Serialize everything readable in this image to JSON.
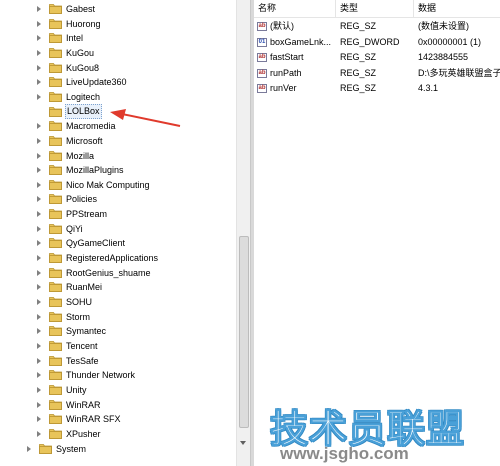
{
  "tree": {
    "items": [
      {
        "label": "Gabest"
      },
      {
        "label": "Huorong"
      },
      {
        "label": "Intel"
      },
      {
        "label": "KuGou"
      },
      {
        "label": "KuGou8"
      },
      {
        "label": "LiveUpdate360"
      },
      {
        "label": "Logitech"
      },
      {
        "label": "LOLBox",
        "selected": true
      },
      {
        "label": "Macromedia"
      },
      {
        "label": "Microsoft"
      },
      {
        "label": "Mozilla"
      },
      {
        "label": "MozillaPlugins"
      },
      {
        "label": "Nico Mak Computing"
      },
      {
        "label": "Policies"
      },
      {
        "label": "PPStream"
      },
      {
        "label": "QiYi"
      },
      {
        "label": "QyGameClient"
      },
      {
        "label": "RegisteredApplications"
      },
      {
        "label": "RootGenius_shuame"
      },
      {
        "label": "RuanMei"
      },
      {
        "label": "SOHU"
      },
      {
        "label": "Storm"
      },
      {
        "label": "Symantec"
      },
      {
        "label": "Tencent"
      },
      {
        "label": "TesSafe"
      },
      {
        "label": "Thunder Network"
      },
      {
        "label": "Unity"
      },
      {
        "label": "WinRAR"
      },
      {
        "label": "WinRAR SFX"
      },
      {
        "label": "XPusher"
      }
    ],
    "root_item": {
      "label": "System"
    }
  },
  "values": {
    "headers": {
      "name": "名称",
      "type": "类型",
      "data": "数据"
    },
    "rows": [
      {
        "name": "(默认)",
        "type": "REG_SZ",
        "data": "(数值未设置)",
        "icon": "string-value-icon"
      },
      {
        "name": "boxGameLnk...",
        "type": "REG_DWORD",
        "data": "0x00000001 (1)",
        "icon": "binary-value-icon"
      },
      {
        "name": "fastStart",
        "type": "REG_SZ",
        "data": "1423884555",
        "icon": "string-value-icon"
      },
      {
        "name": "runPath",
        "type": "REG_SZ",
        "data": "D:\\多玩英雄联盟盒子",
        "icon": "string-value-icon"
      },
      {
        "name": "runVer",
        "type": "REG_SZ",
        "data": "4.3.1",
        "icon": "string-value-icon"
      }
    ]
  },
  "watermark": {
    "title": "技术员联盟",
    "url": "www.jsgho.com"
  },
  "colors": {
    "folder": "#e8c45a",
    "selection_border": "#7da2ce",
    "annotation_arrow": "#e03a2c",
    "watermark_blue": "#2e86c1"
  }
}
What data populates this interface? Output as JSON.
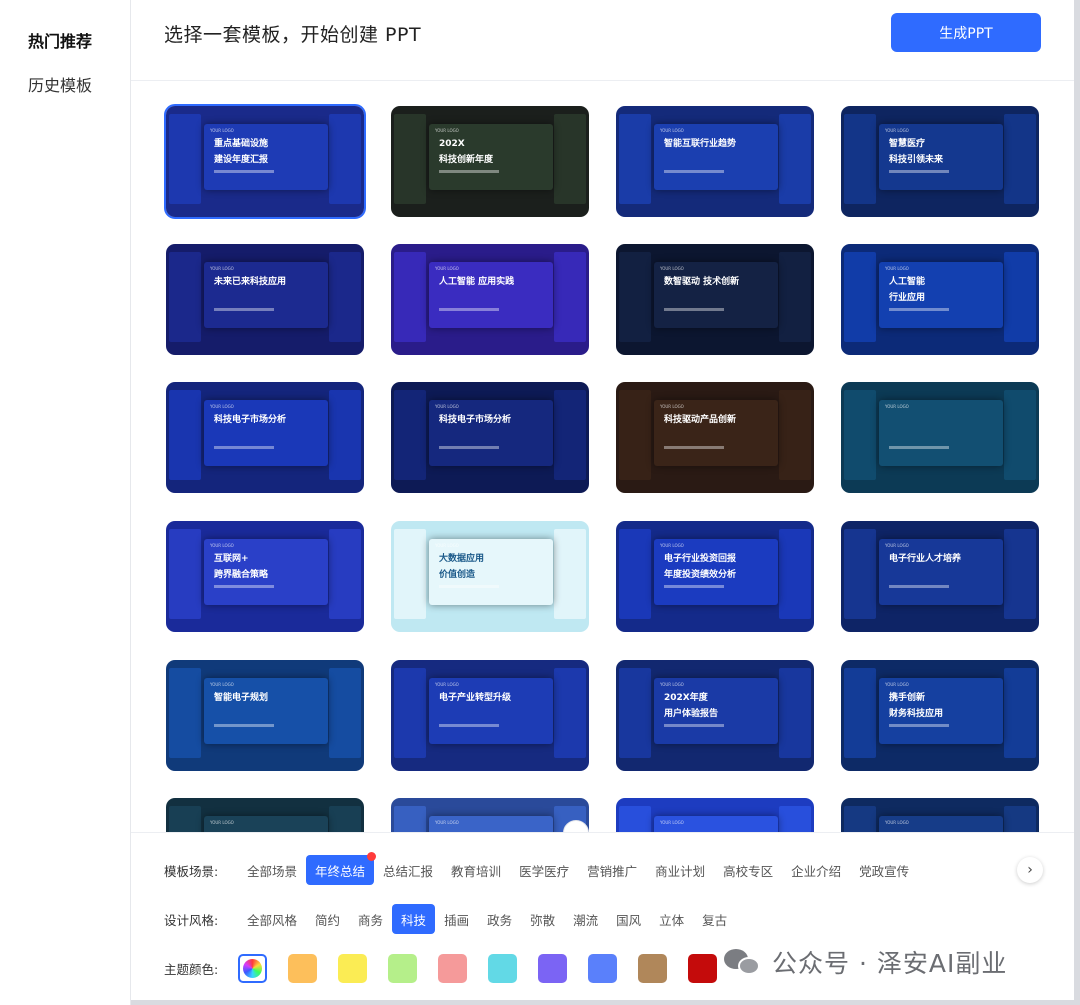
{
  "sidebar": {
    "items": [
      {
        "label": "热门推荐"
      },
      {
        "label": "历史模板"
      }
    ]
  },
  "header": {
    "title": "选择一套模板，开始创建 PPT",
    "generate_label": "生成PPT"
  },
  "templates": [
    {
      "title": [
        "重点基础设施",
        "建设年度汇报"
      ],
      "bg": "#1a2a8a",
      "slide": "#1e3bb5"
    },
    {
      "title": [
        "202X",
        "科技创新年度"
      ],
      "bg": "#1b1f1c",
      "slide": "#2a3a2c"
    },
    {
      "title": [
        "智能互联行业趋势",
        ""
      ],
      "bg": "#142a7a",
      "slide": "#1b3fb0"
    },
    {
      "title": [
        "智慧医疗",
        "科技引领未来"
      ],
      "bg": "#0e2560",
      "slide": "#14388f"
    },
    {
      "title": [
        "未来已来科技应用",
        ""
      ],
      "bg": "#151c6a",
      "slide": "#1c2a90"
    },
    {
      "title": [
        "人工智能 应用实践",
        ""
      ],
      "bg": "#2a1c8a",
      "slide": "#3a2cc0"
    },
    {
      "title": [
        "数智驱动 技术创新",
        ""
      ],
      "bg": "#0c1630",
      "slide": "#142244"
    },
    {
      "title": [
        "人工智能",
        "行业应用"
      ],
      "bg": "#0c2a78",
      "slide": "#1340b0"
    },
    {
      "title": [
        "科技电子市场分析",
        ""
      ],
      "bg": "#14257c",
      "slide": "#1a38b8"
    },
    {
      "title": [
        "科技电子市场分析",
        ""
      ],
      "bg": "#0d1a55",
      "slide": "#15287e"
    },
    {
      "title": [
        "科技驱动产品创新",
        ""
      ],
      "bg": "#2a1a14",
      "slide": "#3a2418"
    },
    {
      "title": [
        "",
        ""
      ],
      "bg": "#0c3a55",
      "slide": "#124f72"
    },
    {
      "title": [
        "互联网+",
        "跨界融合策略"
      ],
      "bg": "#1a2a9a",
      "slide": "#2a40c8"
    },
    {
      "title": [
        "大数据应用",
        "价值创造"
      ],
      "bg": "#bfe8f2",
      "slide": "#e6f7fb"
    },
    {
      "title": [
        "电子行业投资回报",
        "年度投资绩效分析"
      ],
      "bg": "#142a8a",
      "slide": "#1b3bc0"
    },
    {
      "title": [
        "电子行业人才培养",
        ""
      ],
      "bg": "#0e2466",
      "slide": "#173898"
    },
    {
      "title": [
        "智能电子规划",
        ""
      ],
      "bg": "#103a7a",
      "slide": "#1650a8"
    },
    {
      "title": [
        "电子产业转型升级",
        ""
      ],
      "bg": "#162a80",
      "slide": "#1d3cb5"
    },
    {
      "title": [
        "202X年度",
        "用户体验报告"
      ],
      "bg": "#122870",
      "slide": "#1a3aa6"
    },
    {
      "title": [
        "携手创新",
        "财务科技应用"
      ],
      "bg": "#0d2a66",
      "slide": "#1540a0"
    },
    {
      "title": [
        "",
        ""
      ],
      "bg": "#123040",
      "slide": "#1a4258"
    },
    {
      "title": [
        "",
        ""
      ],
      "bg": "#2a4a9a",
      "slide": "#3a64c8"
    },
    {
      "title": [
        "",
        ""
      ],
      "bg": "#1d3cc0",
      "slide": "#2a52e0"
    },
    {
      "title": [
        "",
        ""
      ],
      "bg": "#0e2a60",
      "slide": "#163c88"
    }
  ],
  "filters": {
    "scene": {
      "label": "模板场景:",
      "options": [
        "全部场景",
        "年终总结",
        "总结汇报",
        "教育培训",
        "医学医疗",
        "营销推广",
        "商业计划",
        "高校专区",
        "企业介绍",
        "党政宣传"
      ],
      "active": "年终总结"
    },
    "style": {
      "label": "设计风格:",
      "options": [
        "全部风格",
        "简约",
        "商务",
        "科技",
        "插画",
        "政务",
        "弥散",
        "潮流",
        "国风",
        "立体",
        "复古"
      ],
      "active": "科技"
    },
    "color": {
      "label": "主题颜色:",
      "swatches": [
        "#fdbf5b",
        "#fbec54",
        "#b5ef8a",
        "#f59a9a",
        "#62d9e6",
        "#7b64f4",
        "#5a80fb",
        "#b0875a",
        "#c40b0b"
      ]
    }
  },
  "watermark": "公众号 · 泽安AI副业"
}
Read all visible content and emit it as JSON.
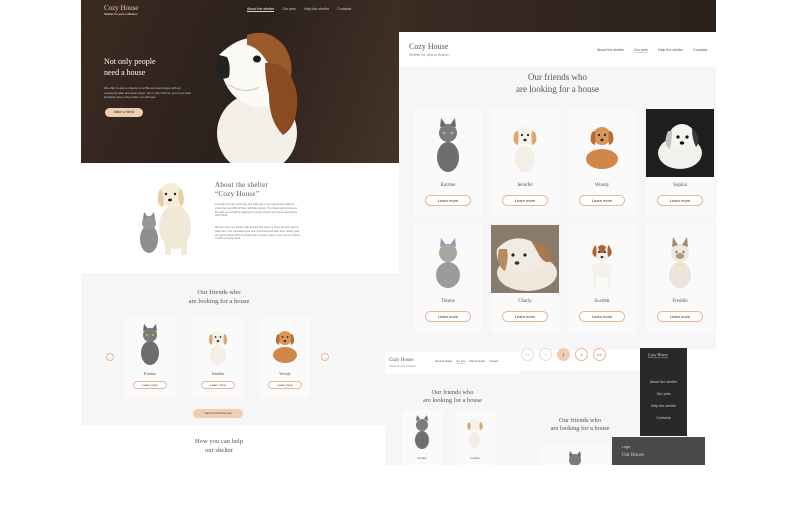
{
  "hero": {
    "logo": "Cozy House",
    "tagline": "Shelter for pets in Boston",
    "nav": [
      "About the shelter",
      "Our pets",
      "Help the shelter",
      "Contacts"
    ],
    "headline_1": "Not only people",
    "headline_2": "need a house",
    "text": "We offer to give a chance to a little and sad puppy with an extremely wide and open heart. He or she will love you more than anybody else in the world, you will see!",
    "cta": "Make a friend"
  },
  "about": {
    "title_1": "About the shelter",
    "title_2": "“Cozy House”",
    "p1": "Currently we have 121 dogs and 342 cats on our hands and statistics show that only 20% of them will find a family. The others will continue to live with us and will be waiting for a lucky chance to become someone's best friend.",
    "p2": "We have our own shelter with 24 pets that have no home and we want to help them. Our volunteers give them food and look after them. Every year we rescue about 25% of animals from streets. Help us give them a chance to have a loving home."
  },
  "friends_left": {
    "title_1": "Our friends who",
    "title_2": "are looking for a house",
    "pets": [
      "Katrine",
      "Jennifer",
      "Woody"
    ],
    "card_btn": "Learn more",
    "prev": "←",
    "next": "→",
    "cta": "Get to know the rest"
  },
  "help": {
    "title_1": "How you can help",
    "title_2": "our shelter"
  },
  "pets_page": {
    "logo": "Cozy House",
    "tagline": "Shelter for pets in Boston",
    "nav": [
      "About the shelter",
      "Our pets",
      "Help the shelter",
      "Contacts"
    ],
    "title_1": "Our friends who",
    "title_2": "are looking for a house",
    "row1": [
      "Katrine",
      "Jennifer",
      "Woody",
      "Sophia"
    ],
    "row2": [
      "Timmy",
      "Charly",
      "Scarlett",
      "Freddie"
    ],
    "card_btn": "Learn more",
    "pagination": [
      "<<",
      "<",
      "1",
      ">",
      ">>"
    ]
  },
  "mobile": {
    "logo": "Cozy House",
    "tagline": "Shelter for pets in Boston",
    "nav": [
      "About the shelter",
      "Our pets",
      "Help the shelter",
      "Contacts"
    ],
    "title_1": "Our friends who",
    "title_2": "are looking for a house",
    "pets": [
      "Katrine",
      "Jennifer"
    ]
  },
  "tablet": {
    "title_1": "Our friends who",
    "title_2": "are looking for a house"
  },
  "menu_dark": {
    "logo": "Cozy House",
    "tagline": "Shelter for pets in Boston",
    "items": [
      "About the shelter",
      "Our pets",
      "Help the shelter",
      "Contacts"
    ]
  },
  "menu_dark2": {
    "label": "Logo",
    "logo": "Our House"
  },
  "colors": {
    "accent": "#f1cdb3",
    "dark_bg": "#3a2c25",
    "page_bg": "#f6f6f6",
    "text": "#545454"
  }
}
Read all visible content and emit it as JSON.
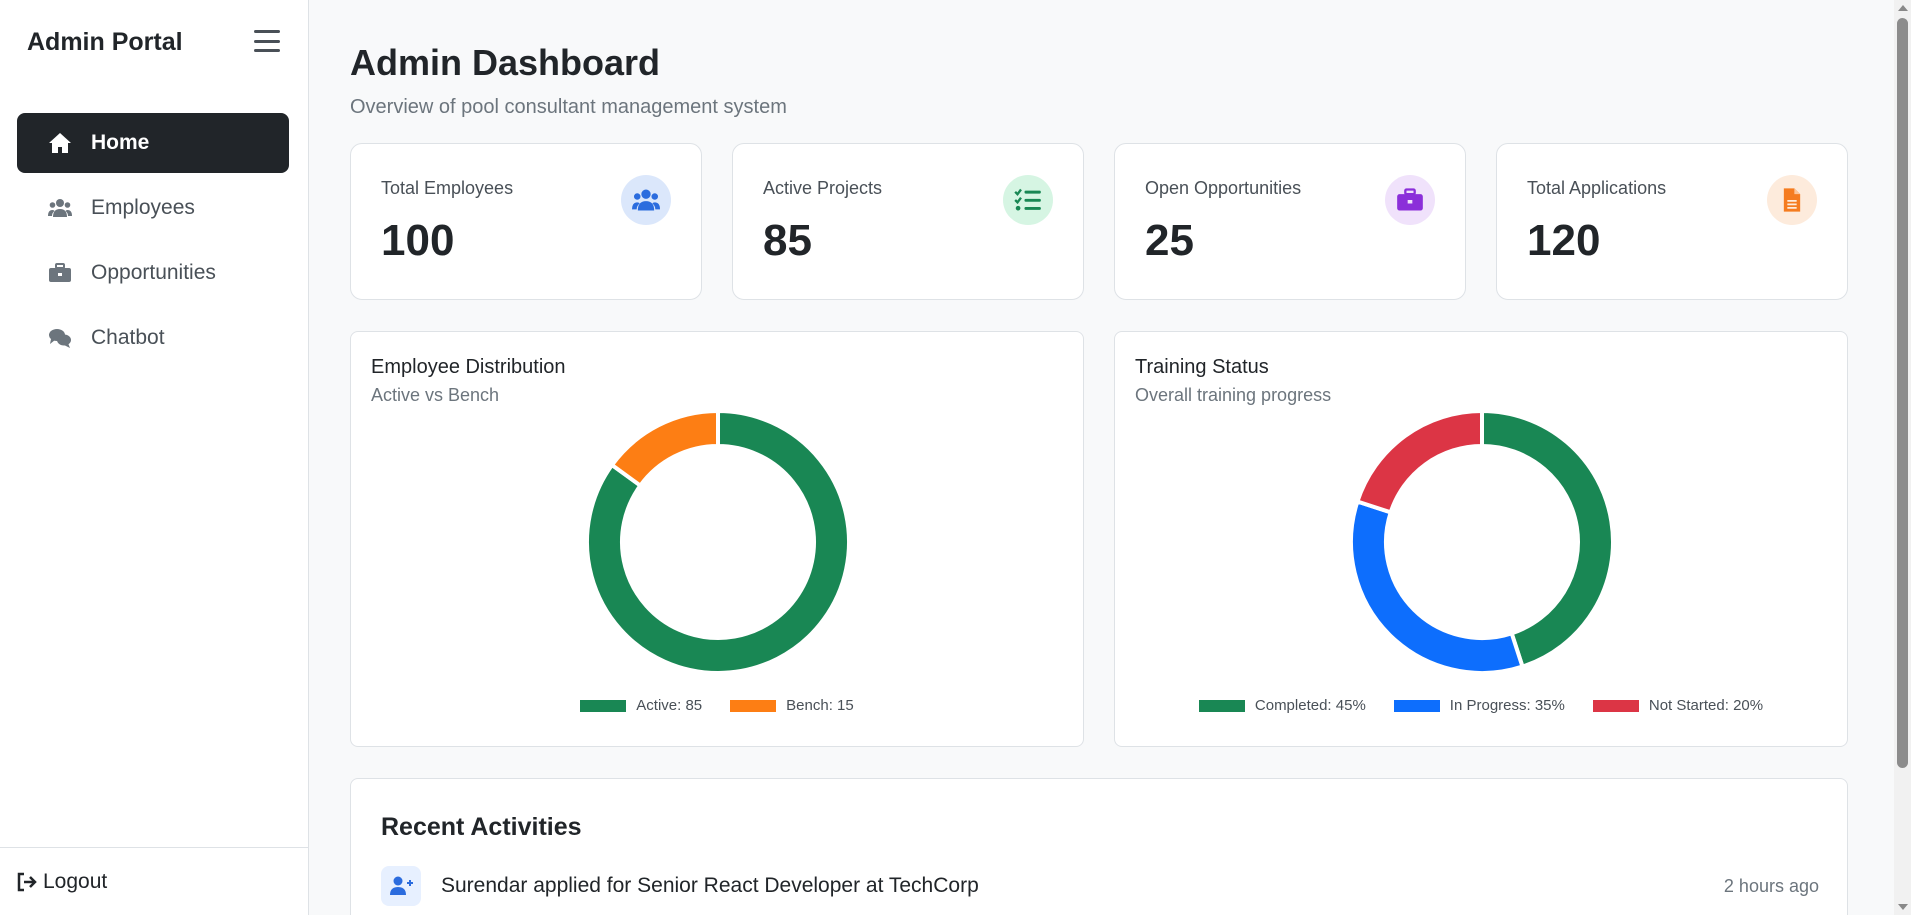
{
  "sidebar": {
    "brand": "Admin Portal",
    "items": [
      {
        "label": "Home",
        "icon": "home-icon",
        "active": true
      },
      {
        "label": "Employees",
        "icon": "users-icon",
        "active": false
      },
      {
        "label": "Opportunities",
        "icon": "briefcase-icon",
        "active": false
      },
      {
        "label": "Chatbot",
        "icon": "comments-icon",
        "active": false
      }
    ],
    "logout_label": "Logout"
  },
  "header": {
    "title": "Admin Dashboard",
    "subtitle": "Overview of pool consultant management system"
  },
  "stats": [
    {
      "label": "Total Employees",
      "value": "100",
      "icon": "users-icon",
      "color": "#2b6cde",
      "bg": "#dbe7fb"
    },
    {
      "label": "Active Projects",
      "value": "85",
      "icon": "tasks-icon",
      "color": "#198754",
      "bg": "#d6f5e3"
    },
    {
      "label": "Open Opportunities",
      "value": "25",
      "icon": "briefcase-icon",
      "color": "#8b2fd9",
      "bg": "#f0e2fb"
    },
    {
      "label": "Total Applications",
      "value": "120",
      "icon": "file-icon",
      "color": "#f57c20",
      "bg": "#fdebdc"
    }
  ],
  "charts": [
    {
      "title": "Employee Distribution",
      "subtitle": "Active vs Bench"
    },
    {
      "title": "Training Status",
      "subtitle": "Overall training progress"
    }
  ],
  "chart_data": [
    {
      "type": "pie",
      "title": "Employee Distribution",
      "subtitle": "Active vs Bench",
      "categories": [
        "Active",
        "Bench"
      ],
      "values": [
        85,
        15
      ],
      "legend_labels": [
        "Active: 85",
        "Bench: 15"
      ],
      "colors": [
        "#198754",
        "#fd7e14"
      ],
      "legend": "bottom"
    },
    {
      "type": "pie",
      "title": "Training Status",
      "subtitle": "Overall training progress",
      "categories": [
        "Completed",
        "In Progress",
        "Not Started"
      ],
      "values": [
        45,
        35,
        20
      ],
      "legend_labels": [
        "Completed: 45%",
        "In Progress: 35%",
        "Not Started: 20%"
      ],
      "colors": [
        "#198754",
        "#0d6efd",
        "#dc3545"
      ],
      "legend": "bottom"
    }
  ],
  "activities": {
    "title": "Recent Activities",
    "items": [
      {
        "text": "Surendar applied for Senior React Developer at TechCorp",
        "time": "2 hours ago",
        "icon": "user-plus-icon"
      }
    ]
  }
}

### Work instructions
What count of lines in the listing contain the word "chance"? Reply with the number only.

### Response
3